**Data shown:**
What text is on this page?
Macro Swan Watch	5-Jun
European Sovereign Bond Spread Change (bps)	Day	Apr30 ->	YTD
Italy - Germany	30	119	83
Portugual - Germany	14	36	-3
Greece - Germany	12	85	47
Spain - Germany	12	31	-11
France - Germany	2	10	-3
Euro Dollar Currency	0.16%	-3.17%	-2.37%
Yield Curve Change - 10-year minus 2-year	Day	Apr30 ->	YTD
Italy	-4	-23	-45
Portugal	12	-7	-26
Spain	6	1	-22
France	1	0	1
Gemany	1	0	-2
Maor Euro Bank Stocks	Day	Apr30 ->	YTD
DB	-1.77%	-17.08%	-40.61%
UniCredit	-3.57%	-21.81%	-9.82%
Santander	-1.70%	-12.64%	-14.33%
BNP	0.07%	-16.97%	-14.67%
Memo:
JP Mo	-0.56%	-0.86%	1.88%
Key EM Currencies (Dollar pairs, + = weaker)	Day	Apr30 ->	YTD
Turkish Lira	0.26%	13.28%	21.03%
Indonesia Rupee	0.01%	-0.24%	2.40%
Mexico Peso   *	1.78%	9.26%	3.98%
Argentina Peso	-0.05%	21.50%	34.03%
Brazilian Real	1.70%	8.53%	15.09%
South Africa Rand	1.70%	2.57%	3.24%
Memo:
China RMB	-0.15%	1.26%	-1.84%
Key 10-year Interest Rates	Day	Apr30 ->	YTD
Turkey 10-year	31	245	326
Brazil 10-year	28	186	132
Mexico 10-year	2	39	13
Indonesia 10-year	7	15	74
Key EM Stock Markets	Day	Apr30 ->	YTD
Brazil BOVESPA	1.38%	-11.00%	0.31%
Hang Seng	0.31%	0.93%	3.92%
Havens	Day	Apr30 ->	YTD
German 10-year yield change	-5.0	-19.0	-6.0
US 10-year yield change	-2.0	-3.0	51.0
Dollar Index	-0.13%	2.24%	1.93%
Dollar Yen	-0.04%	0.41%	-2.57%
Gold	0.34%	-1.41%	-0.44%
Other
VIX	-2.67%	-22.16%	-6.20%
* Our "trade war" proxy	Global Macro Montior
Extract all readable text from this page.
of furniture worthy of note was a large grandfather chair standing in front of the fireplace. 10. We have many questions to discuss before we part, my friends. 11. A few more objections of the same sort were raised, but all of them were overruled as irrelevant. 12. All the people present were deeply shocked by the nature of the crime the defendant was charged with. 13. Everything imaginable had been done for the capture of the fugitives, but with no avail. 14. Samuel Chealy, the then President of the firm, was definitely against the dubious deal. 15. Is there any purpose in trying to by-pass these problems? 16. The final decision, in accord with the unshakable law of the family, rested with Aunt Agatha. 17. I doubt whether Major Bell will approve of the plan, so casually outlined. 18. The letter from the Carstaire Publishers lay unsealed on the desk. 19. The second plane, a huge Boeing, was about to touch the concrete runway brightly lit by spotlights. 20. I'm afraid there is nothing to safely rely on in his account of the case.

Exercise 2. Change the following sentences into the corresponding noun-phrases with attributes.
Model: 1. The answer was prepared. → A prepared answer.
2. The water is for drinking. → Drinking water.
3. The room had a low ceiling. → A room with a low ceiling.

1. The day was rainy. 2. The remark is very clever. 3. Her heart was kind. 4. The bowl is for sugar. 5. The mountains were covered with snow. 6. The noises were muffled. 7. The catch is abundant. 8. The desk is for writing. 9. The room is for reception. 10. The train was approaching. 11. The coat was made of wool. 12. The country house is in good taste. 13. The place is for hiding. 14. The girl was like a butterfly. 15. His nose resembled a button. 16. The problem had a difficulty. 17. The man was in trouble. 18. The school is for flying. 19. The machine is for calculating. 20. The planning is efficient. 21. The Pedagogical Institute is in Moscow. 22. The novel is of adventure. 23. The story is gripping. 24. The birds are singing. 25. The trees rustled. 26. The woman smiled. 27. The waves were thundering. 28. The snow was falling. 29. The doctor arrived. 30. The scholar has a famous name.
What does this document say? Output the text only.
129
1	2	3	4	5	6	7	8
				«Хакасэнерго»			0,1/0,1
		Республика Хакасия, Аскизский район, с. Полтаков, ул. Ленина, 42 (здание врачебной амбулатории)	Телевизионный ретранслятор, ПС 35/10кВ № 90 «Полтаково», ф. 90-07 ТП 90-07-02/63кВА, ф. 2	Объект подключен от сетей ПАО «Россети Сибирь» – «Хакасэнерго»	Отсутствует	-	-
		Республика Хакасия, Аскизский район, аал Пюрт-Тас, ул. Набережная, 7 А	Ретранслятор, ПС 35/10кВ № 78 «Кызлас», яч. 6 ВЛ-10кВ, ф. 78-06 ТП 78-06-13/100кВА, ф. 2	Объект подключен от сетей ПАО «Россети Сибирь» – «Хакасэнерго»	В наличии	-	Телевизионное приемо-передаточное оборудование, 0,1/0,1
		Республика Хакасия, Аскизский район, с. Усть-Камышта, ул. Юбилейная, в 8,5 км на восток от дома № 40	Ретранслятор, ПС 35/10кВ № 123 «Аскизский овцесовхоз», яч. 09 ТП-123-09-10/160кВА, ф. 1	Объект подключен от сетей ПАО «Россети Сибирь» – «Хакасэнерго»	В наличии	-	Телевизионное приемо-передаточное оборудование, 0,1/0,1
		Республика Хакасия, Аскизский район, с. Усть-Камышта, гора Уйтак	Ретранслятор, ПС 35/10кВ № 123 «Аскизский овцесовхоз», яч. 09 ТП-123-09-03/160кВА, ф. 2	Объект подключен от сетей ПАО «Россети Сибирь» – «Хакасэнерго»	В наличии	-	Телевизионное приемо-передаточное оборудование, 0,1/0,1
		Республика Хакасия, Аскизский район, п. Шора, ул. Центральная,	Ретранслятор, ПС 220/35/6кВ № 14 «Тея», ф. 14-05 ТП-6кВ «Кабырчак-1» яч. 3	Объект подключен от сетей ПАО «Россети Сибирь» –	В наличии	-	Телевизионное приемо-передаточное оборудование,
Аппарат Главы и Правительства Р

**Written exercise:**
The entries above must be returned exactly.

**Task solution:**
What text is on this page?
Macro Swan Watch	5-Jun
European Sovereign Bond Spread Change (bps)	Day	Apr30 ->	YTD
Italy - Germany	30	119	83
Portugual - Germany	14	36	-3
Greece - Germany	12	85	47
Spain - Germany	12	31	-11
France - Germany	2	10	-3
Euro Dollar Currency	0.16%	-3.17%	-2.37%
Yield Curve Change - 10-year minus 2-year	Day	Apr30 ->	YTD
Italy	-4	-23	-45
Portugal	12	-7	-26
Spain	6	1	-22
France	1	0	1
Gemany	1	0	-2
Maor Euro Bank Stocks	Day	Apr30 ->	YTD
DB	-1.77%	-17.08%	-40.61%
UniCredit	-3.57%	-21.81%	-9.82%
Santander	-1.70%	-12.64%	-14.33%
BNP	0.07%	-16.97%	-14.67%
Memo:
JP Mo	-0.56%	-0.86%	1.88%
Key EM Currencies (Dollar pairs, + = weaker)	Day	Apr30 ->	YTD
Turkish Lira	0.26%	13.28%	21.03%
Indonesia Rupee	0.01%	-0.24%	2.40%
Mexico Peso   *	1.78%	9.26%	3.98%
Argentina Peso	-0.05%	21.50%	34.03%
Brazilian Real	1.70%	8.53%	15.09%
South Africa Rand	1.70%	2.57%	3.24%
Memo:
China RMB	-0.15%	1.26%	-1.84%
Key 10-year Interest Rates	Day	Apr30 ->	YTD
Turkey 10-year	31	245	326
Brazil 10-year	28	186	132
Mexico 10-year	2	39	13
Indonesia 10-year	7	15	74
Key EM Stock Markets	Day	Apr30 ->	YTD
Brazil BOVESPA	1.38%	-11.00%	0.31%
Hang Seng	0.31%	0.93%	3.92%
Havens	Day	Apr30 ->	YTD
German 10-year yield change	-5.0	-19.0	-6.0
US 10-year yield change	-2.0	-3.0	51.0
Dollar Index	-0.13%	2.24%	1.93%
Dollar Yen	-0.04%	0.41%	-2.57%
Gold	0.34%	-1.41%	-0.44%
Other
VIX	-2.67%	-22.16%	-6.20%
* Our "trade war" proxy	Global Macro Montior
Extract all readable text from this page.
of furniture worthy of note was a large grandfather chair standing in front of the fireplace. 10. We have many questions to discuss before we part, my friends. 11. A few more objections of the same sort were raised, but all of them were overruled as irrelevant. 12. All the people present were deeply shocked by the nature of the crime the defendant was charged with. 13. Everything imaginable had been done for the capture of the fugitives, but with no avail. 14. Samuel Chealy, the then President of the firm, was definitely against the dubious deal. 15. Is there any purpose in trying to by-pass these problems? 16. The final decision, in accord with the unshakable law of the family, rested with Aunt Agatha. 17. I doubt whether Major Bell will approve of the plan, so casually outlined. 18. The letter from the Carstaire Publishers lay unsealed on the desk. 19. The second plane, a huge Boeing, was about to touch the concrete runway brightly lit by spotlights. 20. I'm afraid there is nothing to safely rely on in his account of the case.

Exercise 2. Change the following sentences into the corresponding noun-phrases with attributes.
Model: 1. The answer was prepared. → A prepared answer.
2. The water is for drinking. → Drinking water.
3. The room had a low ceiling. → A room with a low ceiling.

1. The day was rainy. 2. The remark is very clever. 3. Her heart was kind. 4. The bowl is for sugar. 5. The mountains were covered with snow. 6. The noises were muffled. 7. The catch is abundant. 8. The desk is for writing. 9. The room is for reception. 10. The train was approaching. 11. The coat was made of wool. 12. The country house is in good taste. 13. The place is for hiding. 14. The girl was like a butterfly. 15. His nose resembled a button. 16. The problem had a difficulty. 17. The man was in trouble. 18. The school is for flying. 19. The machine is for calculating. 20. The planning is efficient. 21. The Pedagogical Institute is in Moscow. 22. The novel is of adventure. 23. The story is gripping. 24. The birds are singing. 25. The trees rustled. 26. The woman smiled. 27. The waves were thundering. 28. The snow was falling. 29. The doctor arrived. 30. The scholar has a famous name.
What does this document say? Output the text only.
129
1	2	3	4	5	6	7	8
				«Хакасэнерго»			0,1/0,1
		Республика Хакасия, Аскизский район, с. Полтаков, ул. Ленина, 42 (здание врачебной амбулатории)	Телевизионный ретранслятор, ПС 35/10кВ № 90 «Полтаково», ф. 90-07 ТП 90-07-02/63кВА, ф. 2	Объект подключен от сетей ПАО «Россети Сибирь» – «Хакасэнерго»	Отсутствует	-	-
		Республика Хакасия, Аскизский район, аал Пюрт-Тас, ул. Набережная, 7 А	Ретранслятор, ПС 35/10кВ № 78 «Кызлас», яч. 6 ВЛ-10кВ, ф. 78-06 ТП 78-06-13/100кВА, ф. 2	Объект подключен от сетей ПАО «Россети Сибирь» – «Хакасэнерго»	В наличии	-	Телевизионное приемо-передаточное оборудование, 0,1/0,1
		Республика Хакасия, Аскизский район, с. Усть-Камышта, ул. Юбилейная, в 8,5 км на восток от дома № 40	Ретранслятор, ПС 35/10кВ № 123 «Аскизский овцесовхоз», яч. 09 ТП-123-09-10/160кВА, ф. 1	Объект подключен от сетей ПАО «Россети Сибирь» – «Хакасэнерго»	В наличии	-	Телевизионное приемо-передаточное оборудование, 0,1/0,1
		Республика Хакасия, Аскизский район, с. Усть-Камышта, гора Уйтак	Ретранслятор, ПС 35/10кВ № 123 «Аскизский овцесовхоз», яч. 09 ТП-123-09-03/160кВА, ф. 2	Объект подключен от сетей ПАО «Россети Сибирь» – «Хакасэнерго»	В наличии	-	Телевизионное приемо-передаточное оборудование, 0,1/0,1
		Республика Хакасия, Аскизский район, п. Шора, ул. Центральная,	Ретранслятор, ПС 220/35/6кВ № 14 «Тея», ф. 14-05 ТП-6кВ «Кабырчак-1» яч. 3	Объект подключен от сетей ПАО «Россети Сибирь» –	В наличии	-	Телевизионное приемо-передаточное оборудование,
Аппарат Главы и Правительства Р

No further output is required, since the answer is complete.